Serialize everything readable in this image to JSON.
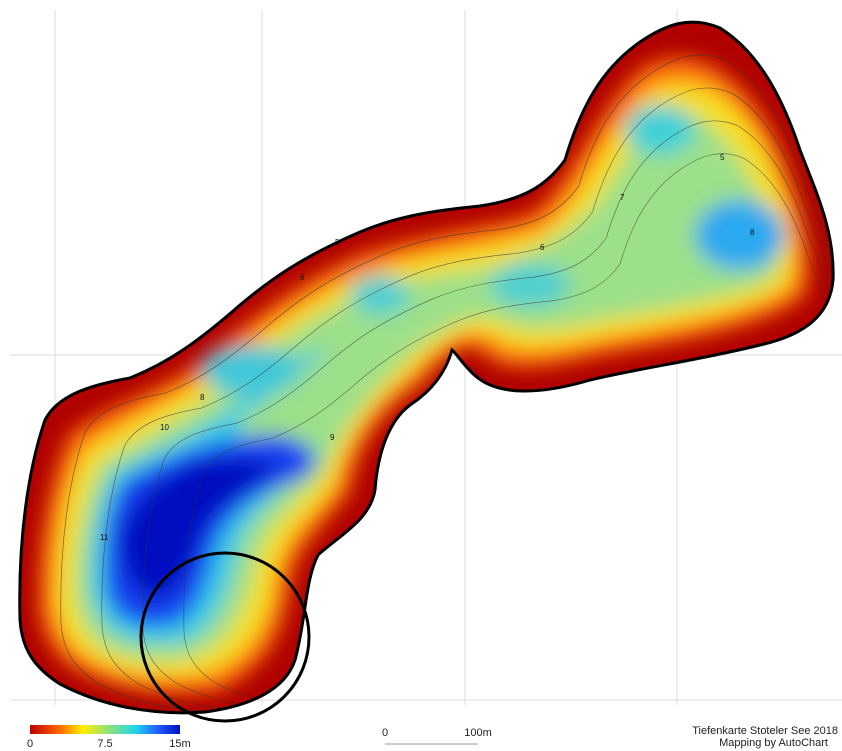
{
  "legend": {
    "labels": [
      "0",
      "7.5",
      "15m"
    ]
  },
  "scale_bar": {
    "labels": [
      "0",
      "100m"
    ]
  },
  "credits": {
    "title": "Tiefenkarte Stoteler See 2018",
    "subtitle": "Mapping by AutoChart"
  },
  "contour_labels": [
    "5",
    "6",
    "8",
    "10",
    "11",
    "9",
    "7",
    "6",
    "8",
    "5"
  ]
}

---------------

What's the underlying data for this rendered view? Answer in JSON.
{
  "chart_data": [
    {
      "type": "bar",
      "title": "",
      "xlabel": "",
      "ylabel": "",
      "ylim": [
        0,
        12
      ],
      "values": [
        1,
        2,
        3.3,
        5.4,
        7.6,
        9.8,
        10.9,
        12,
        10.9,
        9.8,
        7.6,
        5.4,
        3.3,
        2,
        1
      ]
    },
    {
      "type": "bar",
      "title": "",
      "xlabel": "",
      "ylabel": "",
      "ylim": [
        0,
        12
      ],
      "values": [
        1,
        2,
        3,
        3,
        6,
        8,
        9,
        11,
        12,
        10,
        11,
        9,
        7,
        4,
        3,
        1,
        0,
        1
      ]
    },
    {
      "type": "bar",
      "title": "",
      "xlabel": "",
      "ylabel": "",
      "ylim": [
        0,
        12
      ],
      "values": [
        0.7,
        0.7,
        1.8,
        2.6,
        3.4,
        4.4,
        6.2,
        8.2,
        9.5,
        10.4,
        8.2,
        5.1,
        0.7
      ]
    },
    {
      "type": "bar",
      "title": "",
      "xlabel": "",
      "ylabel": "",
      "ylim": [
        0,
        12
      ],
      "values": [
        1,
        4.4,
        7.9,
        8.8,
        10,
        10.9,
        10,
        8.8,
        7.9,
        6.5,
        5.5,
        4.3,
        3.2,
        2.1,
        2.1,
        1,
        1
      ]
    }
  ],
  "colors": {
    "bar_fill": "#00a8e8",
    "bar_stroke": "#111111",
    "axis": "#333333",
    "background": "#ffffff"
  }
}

---------------

▶ **Task to complete**
Check each line of the data above for the word "this", then state how many lines have it. Give the number alone.

▶ **Task response**
2